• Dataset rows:
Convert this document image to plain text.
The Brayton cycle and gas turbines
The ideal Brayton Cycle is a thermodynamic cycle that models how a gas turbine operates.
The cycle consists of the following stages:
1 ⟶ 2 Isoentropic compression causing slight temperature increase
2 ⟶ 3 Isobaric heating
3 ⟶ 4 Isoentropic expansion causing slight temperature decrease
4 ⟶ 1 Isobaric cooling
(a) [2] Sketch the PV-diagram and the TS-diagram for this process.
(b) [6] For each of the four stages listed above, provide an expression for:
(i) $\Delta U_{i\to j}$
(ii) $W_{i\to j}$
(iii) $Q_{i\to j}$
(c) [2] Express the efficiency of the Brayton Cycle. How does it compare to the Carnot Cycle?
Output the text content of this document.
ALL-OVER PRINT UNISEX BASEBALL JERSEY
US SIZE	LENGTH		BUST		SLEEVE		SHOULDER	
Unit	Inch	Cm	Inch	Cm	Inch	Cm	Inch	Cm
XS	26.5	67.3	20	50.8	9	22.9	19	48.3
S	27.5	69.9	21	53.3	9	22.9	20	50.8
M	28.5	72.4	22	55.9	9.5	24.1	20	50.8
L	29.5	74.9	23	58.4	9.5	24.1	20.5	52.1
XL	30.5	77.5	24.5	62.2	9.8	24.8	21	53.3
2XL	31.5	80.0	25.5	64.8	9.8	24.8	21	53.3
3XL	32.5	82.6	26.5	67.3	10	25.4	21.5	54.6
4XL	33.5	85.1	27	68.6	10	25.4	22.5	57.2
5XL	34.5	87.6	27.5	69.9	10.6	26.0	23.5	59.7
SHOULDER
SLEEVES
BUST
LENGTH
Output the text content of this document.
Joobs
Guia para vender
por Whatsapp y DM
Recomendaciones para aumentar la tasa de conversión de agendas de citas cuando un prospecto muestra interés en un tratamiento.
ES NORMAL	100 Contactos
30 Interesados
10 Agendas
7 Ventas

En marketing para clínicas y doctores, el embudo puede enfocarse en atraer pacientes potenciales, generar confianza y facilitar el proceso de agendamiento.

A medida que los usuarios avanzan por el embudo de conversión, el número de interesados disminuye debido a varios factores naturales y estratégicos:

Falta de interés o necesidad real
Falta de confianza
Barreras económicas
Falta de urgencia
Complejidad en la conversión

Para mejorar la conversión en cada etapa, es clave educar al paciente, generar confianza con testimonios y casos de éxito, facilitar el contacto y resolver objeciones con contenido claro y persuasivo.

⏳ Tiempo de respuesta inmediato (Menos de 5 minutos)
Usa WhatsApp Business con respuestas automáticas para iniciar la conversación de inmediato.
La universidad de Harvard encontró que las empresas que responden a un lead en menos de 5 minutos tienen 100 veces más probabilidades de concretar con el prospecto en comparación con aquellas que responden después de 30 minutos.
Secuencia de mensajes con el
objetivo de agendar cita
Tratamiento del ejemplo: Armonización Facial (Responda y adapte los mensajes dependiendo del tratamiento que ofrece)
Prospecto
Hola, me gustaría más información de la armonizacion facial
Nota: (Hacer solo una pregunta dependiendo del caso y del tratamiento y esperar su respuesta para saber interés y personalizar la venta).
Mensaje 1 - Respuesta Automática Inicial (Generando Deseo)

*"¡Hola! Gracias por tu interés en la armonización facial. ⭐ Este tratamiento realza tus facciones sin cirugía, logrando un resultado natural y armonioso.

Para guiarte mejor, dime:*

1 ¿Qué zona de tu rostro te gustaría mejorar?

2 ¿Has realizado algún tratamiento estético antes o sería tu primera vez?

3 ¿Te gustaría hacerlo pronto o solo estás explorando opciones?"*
* * *
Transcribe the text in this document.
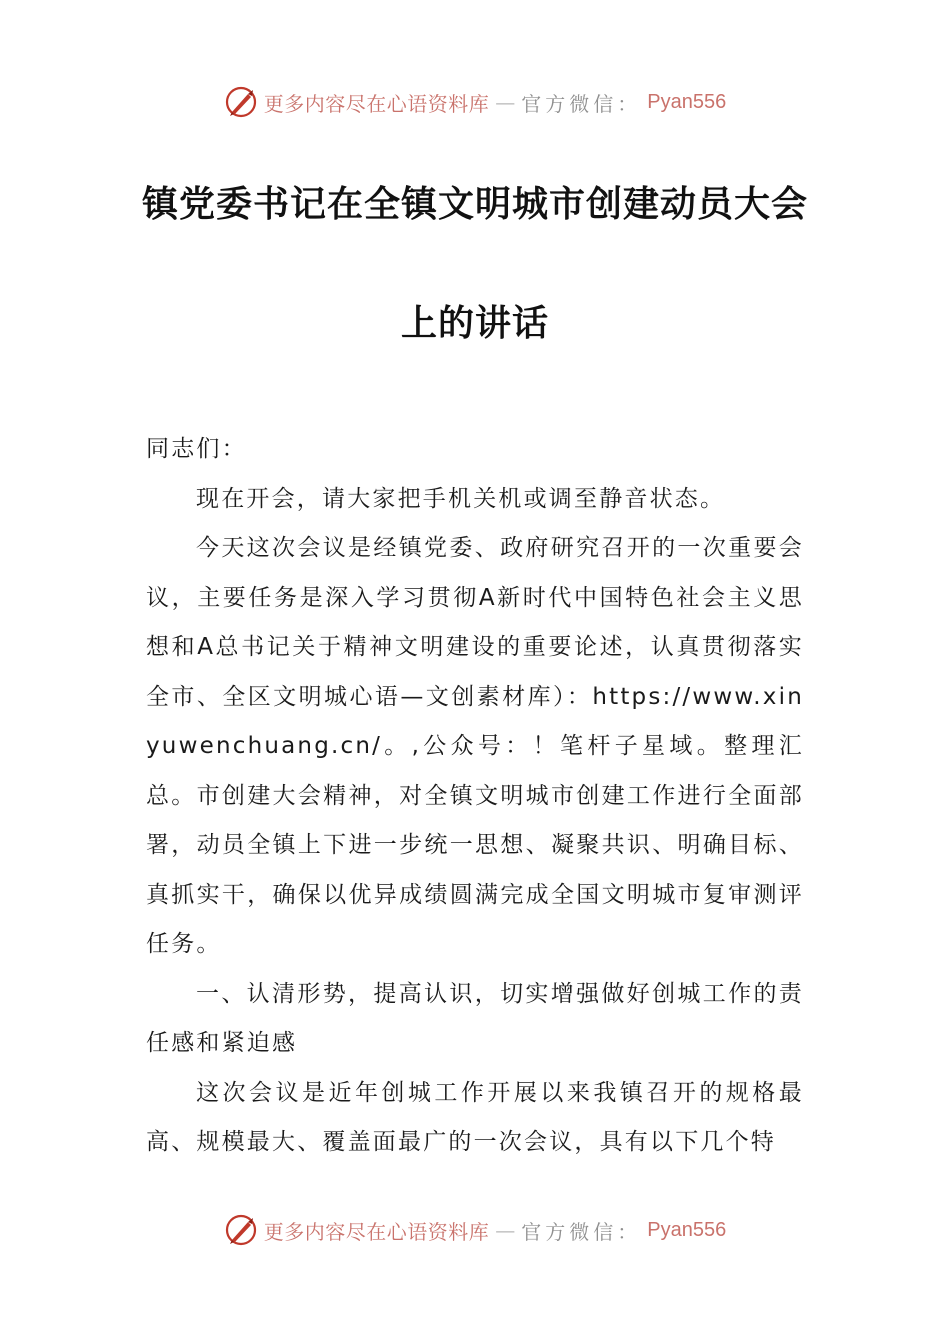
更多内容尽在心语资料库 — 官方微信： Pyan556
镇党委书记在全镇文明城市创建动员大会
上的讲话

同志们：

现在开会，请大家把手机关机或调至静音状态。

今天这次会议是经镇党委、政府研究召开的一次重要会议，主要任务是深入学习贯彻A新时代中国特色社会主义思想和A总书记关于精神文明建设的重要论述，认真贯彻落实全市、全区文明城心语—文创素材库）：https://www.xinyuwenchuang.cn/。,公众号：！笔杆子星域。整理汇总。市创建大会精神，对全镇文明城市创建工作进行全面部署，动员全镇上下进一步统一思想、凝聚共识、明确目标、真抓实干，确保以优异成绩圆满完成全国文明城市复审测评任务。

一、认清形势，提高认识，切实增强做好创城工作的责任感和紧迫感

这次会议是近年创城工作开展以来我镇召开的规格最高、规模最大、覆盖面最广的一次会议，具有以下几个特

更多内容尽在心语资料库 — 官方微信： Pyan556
--
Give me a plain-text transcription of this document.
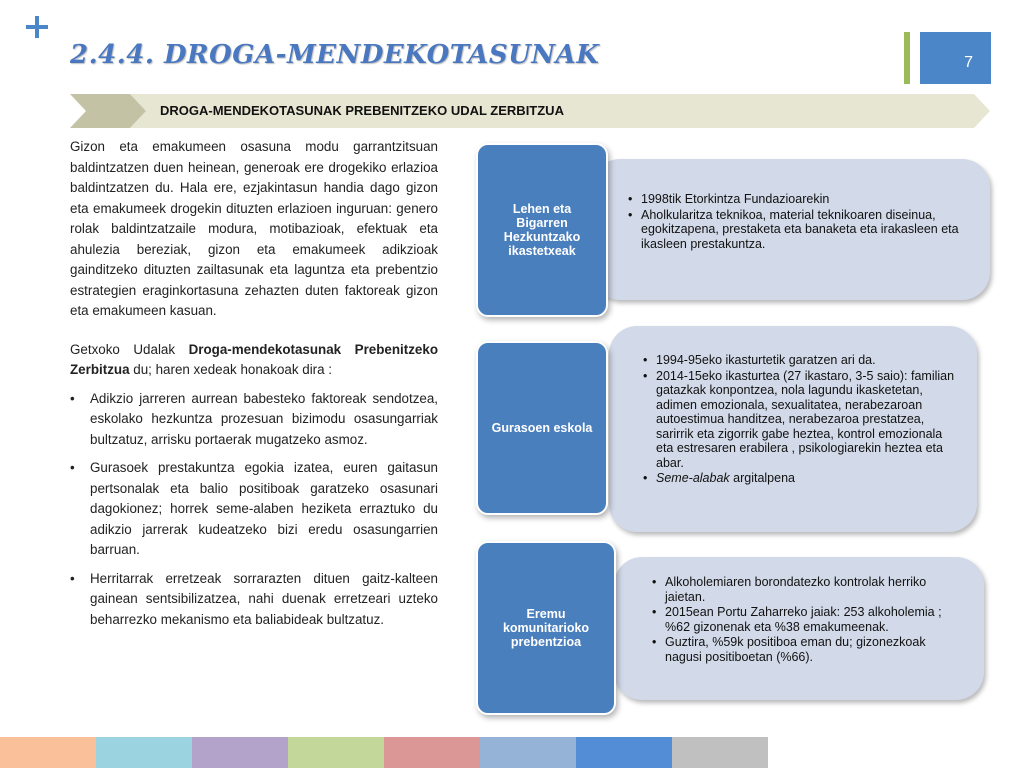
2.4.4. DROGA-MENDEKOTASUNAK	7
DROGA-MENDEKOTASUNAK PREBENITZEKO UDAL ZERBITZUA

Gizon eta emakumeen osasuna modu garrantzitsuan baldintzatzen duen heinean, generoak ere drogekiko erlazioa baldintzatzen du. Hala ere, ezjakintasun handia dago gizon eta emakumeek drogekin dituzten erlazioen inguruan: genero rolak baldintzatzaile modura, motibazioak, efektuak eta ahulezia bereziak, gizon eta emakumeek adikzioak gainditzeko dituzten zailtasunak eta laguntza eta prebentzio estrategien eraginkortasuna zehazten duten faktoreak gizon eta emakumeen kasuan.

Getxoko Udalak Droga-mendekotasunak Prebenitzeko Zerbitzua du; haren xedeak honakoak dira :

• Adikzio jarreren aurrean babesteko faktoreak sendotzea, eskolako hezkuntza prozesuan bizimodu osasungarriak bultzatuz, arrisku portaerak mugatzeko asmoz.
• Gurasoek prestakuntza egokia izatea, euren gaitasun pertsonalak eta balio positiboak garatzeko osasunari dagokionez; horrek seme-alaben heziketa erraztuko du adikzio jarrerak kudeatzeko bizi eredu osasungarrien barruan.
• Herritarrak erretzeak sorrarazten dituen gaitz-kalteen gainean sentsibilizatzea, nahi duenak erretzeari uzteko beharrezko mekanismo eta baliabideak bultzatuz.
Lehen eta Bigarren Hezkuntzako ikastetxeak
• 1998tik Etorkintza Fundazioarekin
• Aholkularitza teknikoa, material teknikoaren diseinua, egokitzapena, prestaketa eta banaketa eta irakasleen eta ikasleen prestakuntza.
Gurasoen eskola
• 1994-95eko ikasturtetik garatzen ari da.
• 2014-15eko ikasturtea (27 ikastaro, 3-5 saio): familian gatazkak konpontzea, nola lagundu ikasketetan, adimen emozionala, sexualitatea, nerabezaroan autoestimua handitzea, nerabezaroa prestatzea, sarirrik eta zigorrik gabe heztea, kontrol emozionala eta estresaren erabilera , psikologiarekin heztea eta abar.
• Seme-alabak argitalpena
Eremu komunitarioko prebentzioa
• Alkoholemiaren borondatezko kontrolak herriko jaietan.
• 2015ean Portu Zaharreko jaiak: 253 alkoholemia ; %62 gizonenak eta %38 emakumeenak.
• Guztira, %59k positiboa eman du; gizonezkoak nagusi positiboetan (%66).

• Given instruction: Track down every line holding the string "solo" and copy it.

• Output for this task:
Nota: (Hacer solo una pregunta dependiendo del caso y del tratamiento y esperar su respuesta para saber interés y personalizar la venta).
3 ¿Te gustaría hacerlo pronto o solo estás explorando opciones?"*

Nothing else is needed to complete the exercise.